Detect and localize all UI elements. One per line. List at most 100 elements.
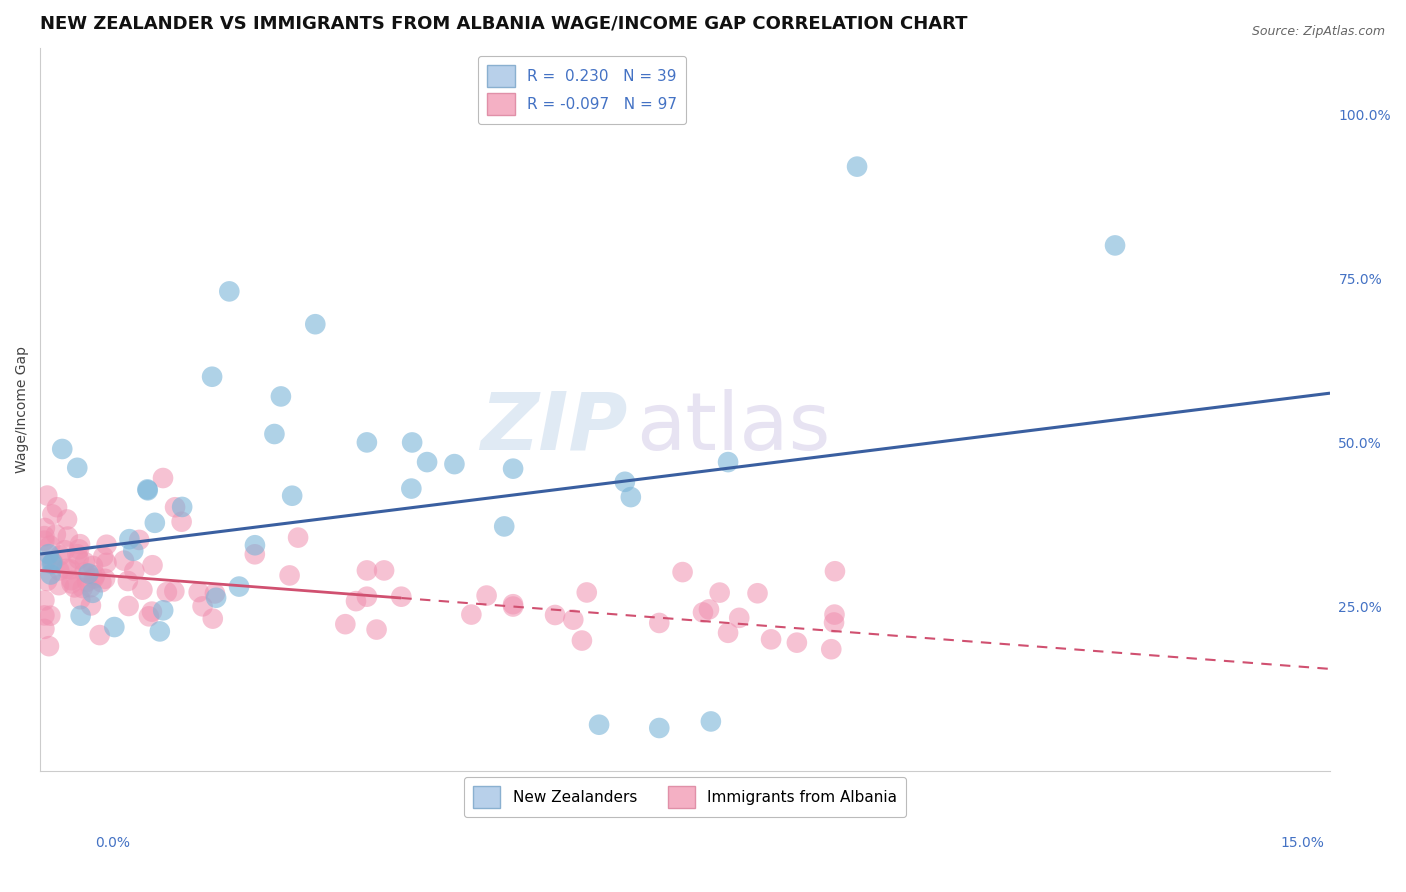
Point [128,533,150,547]
Point [494,519,516,533]
Point [34,556,56,570]
Point [700,714,723,729]
Point [152,471,174,485]
Legend: New Zealanders, Immigrants from Albania: New Zealanders, Immigrants from Albania [464,777,907,817]
Point [72,581,94,595]
Point [51,442,73,456]
Point [69,608,91,623]
Point [191,599,214,614]
Point [228,580,250,594]
Point [124,564,146,578]
Point [96,538,118,552]
Point [170,515,193,529]
Point [502,461,524,475]
Point [562,613,585,627]
Point [73,566,96,580]
Point [67,552,90,566]
Point [41,557,63,571]
Point [335,617,357,632]
Point [172,500,194,514]
Point [37,574,59,588]
Text: Source: ZipAtlas.com: Source: ZipAtlas.com [1251,25,1385,38]
Point [278,568,301,582]
Point [66,547,89,561]
Point [204,586,226,600]
Point [588,717,610,731]
Text: 15.0%: 15.0% [1281,836,1324,850]
Point [201,369,224,384]
Point [460,607,482,622]
Point [79,580,101,594]
Point [56,512,79,526]
Point [42,556,65,570]
Point [648,721,671,735]
Point [84,568,107,582]
Point [83,571,105,585]
Text: ZIP: ZIP [479,389,627,467]
Point [544,607,567,622]
Point [613,475,636,489]
Point [136,483,159,497]
Point [63,581,86,595]
Point [112,554,135,568]
Point [34,622,56,636]
Point [117,574,139,588]
Point [60,576,83,591]
Point [366,623,388,637]
Point [356,435,378,450]
Point [759,632,782,647]
Point [55,562,77,576]
Point [89,628,111,642]
Point [152,603,174,617]
Point [45,527,67,541]
Point [39,567,62,582]
Point [163,584,186,599]
Point [270,389,292,403]
Point [34,529,56,543]
Point [356,563,378,577]
Point [846,160,869,174]
Point [287,531,309,545]
Point [697,602,720,616]
Point [94,572,117,586]
Point [103,620,125,634]
Text: 0.0%: 0.0% [96,836,131,850]
Point [138,609,160,624]
Point [401,435,423,450]
Point [39,608,62,623]
Point [122,544,145,558]
Point [69,537,91,551]
Point [205,591,228,605]
Point [38,547,60,561]
Point [149,624,172,639]
Point [389,590,412,604]
Point [281,489,304,503]
Point [90,575,112,590]
Point [82,586,104,600]
Point [344,594,367,608]
Point [118,532,141,546]
Point [117,599,139,613]
Point [67,542,90,557]
Point [53,543,76,558]
Point [136,483,159,498]
Point [141,605,163,619]
Point [575,585,598,599]
Point [73,555,96,569]
Point [41,556,63,570]
Point [41,508,63,522]
Point [46,500,69,515]
Text: NEW ZEALANDER VS IMMIGRANTS FROM ALBANIA WAGE/INCOME GAP CORRELATION CHART: NEW ZEALANDER VS IMMIGRANTS FROM ALBANIA… [41,15,967,33]
Point [475,589,498,603]
Point [820,642,842,657]
Point [786,635,808,649]
Point [373,563,395,577]
Point [77,566,100,581]
Y-axis label: Wage/Income Gap: Wage/Income Gap [15,346,30,473]
Point [728,611,751,625]
Point [91,549,114,564]
Point [56,530,79,544]
Point [648,615,671,630]
Text: atlas: atlas [636,389,831,467]
Point [131,582,153,597]
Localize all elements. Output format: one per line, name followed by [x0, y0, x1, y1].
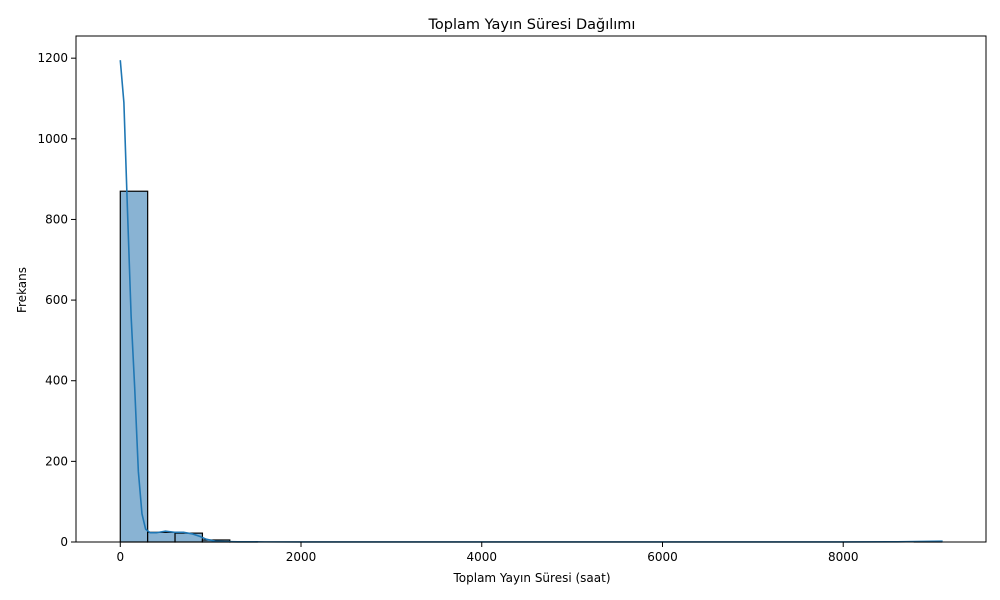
y-tick-label: 400 — [45, 374, 68, 388]
axes-frame — [75, 35, 987, 543]
y-tick-label: 0 — [60, 535, 68, 549]
y-axis-ticks: 0 200 400 600 800 1000 1200 — [37, 51, 76, 549]
y-tick-label: 1200 — [37, 51, 68, 65]
y-tick-label: 200 — [45, 454, 68, 468]
y-tick-label: 800 — [45, 212, 68, 226]
y-axis-label: Frekans — [15, 267, 29, 313]
y-tick-label: 600 — [45, 293, 68, 307]
chart-title: Toplam Yayın Süresi Dağılımı — [428, 17, 636, 33]
x-axis-ticks: 0 2000 4000 6000 8000 — [116, 542, 858, 564]
x-axis-label: Toplam Yayın Süresi (saat) — [452, 571, 610, 585]
x-tick-label: 8000 — [828, 550, 859, 564]
x-tick-label: 0 — [116, 550, 124, 564]
histogram-bar-1 — [147, 531, 176, 543]
kde-curve — [119, 60, 943, 543]
x-tick-label: 6000 — [647, 550, 678, 564]
plot-frame — [75, 35, 987, 543]
y-tick-label: 1000 — [37, 132, 68, 146]
histogram-bar-2 — [174, 532, 204, 543]
x-tick-label: 2000 — [286, 550, 317, 564]
histogram-bars — [119, 190, 943, 543]
kde-curve-layer — [119, 60, 943, 543]
x-tick-label: 4000 — [466, 550, 497, 564]
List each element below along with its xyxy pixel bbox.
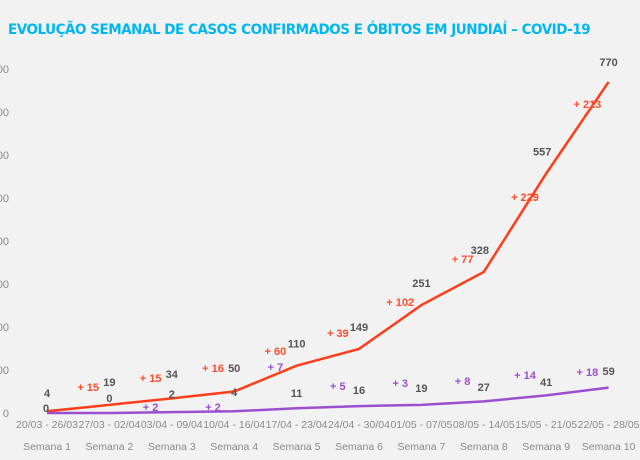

---------------

# TASK DETAILS:
Reproduce every line of the records above word for word, in the same order, omitting the pictures.

# FULL ANSWER:
Detect and localize all UI elements. One per line. List at most 100 elements.
Point [128,533,150,547]
Point [494,519,516,533]
Point [34,556,56,570]
Point [700,714,723,729]
Point [152,471,174,485]
Legend: New Zealanders, Immigrants from Albania: New Zealanders, Immigrants from Albania [464,777,907,817]
Point [72,581,94,595]
Point [51,442,73,456]
Point [69,608,91,623]
Point [191,599,214,614]
Point [228,580,250,594]
Point [124,564,146,578]
Point [96,538,118,552]
Point [170,515,193,529]
Point [502,461,524,475]
Point [562,613,585,627]
Point [73,566,96,580]
Point [67,552,90,566]
Point [41,557,63,571]
Point [335,617,357,632]
Point [172,500,194,514]
Point [37,574,59,588]
Text: Source: ZipAtlas.com: Source: ZipAtlas.com [1251,25,1385,38]
Point [278,568,301,582]
Point [66,547,89,561]
Point [204,586,226,600]
Point [588,717,610,731]
Text: 15.0%: 15.0% [1281,836,1324,850]
Point [201,369,224,384]
Point [460,607,482,622]
Point [79,580,101,594]
Point [56,512,79,526]
Point [42,556,65,570]
Point [648,721,671,735]
Point [84,568,107,582]
Point [83,571,105,585]
Text: ZIP: ZIP [479,389,627,467]
Point [544,607,567,622]
Point [613,475,636,489]
Point [136,483,159,497]
Point [63,581,86,595]
Point [112,554,135,568]
Point [34,622,56,636]
Point [117,574,139,588]
Point [60,576,83,591]
Point [366,623,388,637]
Point [356,435,378,450]
Point [759,632,782,647]
Point [55,562,77,576]
Point [89,628,111,642]
Point [152,603,174,617]
Point [45,527,67,541]
Point [39,567,62,582]
Point [163,584,186,599]
Point [270,389,292,403]
Point [34,529,56,543]
Point [356,563,378,577]
Point [846,160,869,174]
Point [287,531,309,545]
Point [697,602,720,616]
Point [94,572,117,586]
Point [103,620,125,634]
Text: 0.0%: 0.0% [96,836,131,850]
Point [138,609,160,624]
Point [401,435,423,450]
Point [39,608,62,623]
Point [122,544,145,558]
Point [69,537,91,551]
Point [205,591,228,605]
Point [38,547,60,561]
Point [149,624,172,639]
Point [389,590,412,604]
Point [281,489,304,503]
Point [90,575,112,590]
Point [82,586,104,600]
Point [344,594,367,608]
Point [118,532,141,546]
Point [117,599,139,613]
Point [67,542,90,557]
Point [53,543,76,558]
Point [136,483,159,498]
Point [141,605,163,619]
Point [575,585,598,599]
Point [73,555,96,569]
Point [41,556,63,570]
Point [41,508,63,522]
Point [46,500,69,515]
Text: NEW ZEALANDER VS IMMIGRANTS FROM ALBANIA WAGE/INCOME GAP CORRELATION CHART: NEW ZEALANDER VS IMMIGRANTS FROM ALBANIA… [41,15,967,33]
Point [475,589,498,603]
Point [820,642,842,657]
Point [786,635,808,649]
Point [373,563,395,577]
Point [77,566,100,581]
Y-axis label: Wage/Income Gap: Wage/Income Gap [15,346,30,473]
Point [728,611,751,625]
Point [91,549,114,564]
Point [56,530,79,544]
Point [648,615,671,630]
Text: atlas: atlas [636,389,831,467]
Point [131,582,153,597]
Localize all elements. Output format: one per line, name followed by [x0, y0, x1, y1].
y-tick-label: 400 — [45, 374, 68, 388]
axes-frame — [75, 35, 987, 543]
y-tick-label: 0 — [60, 535, 68, 549]
y-axis-ticks: 0 200 400 600 800 1000 1200 — [37, 51, 76, 549]
y-tick-label: 1200 — [37, 51, 68, 65]
y-tick-label: 200 — [45, 454, 68, 468]
y-tick-label: 800 — [45, 212, 68, 226]
y-axis-label: Frekans — [15, 267, 29, 313]
y-tick-label: 600 — [45, 293, 68, 307]
chart-title: Toplam Yayın Süresi Dağılımı — [428, 17, 636, 33]
x-axis-ticks: 0 2000 4000 6000 8000 — [116, 542, 858, 564]
x-axis-label: Toplam Yayın Süresi (saat) — [452, 571, 610, 585]
x-tick-label: 8000 — [828, 550, 859, 564]
x-tick-label: 0 — [116, 550, 124, 564]
histogram-bar-1 — [147, 531, 176, 543]
kde-curve — [119, 60, 943, 543]
x-tick-label: 6000 — [647, 550, 678, 564]
plot-frame — [75, 35, 987, 543]
y-tick-label: 1000 — [37, 132, 68, 146]
histogram-bar-2 — [174, 532, 204, 543]
x-tick-label: 2000 — [286, 550, 317, 564]
histogram-bars — [119, 190, 943, 543]
kde-curve-layer — [119, 60, 943, 543]
x-tick-label: 4000 — [466, 550, 497, 564]
List each element below along with its xyxy pixel bbox.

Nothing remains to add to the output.